• _THE PROBLEM_
Copy down every line where the string "atmosférica" shows up.

• _DATASET RECORDS_

****************************************

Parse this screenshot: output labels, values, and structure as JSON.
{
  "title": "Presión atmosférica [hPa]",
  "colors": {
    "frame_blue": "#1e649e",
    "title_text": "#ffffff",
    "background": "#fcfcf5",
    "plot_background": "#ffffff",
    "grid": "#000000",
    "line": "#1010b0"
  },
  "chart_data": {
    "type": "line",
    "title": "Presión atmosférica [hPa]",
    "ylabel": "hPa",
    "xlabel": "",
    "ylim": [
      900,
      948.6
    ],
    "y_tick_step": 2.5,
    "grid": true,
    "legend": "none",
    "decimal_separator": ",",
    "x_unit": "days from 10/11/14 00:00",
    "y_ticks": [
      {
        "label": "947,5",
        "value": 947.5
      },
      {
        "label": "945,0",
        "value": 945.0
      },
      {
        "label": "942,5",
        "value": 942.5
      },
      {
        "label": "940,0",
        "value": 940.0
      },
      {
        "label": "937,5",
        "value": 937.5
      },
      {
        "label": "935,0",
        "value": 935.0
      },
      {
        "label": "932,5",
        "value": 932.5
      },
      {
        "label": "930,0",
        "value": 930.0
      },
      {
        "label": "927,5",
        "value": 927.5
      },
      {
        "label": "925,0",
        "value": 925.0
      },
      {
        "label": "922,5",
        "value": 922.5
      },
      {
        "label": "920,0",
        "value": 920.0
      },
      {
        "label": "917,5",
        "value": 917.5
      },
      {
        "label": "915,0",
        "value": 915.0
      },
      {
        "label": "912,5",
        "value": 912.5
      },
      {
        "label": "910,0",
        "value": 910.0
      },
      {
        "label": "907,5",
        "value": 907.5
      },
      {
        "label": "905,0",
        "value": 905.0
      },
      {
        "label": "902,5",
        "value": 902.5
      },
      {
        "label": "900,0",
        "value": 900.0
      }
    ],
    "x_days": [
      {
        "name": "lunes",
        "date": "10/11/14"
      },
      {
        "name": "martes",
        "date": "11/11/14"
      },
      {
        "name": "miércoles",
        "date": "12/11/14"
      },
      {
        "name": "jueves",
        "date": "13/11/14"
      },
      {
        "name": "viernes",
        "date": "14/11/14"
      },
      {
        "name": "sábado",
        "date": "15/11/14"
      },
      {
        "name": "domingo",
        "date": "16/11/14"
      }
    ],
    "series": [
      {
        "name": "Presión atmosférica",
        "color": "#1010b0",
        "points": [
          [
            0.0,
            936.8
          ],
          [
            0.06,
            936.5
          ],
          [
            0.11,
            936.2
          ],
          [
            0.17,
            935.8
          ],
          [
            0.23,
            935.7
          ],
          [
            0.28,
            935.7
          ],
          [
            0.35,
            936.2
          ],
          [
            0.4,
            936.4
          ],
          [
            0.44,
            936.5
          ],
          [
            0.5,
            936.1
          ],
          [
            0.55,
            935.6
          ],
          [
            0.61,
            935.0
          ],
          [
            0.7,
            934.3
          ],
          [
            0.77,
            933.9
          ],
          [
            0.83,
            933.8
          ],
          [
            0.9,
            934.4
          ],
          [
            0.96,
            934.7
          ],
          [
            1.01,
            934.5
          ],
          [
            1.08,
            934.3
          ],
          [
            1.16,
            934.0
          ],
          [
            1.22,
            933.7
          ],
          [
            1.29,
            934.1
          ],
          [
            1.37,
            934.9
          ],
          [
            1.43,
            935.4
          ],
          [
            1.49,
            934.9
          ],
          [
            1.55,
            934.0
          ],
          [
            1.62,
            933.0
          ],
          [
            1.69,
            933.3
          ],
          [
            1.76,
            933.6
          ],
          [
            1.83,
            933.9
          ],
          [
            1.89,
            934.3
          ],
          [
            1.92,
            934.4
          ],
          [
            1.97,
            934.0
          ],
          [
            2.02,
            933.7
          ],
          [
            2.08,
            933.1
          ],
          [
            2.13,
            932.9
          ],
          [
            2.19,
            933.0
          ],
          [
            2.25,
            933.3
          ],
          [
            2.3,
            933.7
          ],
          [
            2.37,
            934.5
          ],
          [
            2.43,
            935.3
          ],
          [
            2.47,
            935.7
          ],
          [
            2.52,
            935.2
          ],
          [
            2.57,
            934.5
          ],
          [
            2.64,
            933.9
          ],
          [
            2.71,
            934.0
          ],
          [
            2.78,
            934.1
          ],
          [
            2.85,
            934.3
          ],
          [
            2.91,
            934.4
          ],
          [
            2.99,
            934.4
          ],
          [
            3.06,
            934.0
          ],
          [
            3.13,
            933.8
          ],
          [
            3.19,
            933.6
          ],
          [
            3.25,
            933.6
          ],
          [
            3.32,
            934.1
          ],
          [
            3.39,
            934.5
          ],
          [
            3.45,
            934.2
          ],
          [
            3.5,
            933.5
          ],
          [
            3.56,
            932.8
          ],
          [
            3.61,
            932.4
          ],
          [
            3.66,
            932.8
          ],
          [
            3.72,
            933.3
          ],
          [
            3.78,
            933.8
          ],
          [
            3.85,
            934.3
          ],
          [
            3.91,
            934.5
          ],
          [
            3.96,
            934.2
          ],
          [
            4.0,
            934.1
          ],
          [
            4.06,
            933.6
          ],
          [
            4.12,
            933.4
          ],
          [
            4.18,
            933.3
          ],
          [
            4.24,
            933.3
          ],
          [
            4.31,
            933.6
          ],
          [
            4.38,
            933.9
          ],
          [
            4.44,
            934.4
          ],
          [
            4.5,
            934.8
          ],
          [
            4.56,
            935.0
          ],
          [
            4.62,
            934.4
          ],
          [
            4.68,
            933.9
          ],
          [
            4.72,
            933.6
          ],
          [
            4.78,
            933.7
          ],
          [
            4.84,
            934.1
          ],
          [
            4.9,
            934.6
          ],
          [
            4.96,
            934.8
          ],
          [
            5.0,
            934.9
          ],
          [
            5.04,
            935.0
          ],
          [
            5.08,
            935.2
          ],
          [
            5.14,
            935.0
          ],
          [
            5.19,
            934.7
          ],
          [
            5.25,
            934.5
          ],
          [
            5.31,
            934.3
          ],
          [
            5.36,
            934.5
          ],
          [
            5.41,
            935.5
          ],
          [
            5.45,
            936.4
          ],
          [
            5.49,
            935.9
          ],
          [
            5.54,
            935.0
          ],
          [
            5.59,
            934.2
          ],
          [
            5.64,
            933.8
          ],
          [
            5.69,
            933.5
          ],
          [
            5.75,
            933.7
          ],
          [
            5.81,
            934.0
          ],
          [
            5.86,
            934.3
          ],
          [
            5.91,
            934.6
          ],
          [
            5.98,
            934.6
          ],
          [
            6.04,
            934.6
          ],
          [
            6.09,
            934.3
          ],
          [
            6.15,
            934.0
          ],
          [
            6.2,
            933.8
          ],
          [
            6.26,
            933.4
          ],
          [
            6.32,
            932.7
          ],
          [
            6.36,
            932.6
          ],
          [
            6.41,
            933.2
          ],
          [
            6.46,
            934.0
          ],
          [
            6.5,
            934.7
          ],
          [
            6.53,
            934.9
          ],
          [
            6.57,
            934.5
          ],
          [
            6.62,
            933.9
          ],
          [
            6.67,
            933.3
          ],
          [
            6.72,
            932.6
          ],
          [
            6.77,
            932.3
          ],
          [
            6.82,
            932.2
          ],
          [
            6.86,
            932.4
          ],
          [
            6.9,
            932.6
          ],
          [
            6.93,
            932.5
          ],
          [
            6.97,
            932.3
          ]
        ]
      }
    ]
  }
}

****************************************

• _SOLUTION TO THIS TASK_
  "title": "Presión atmosférica [hPa]",
    "title": "Presión atmosférica [hPa]",
        "name": "Presión atmosférica",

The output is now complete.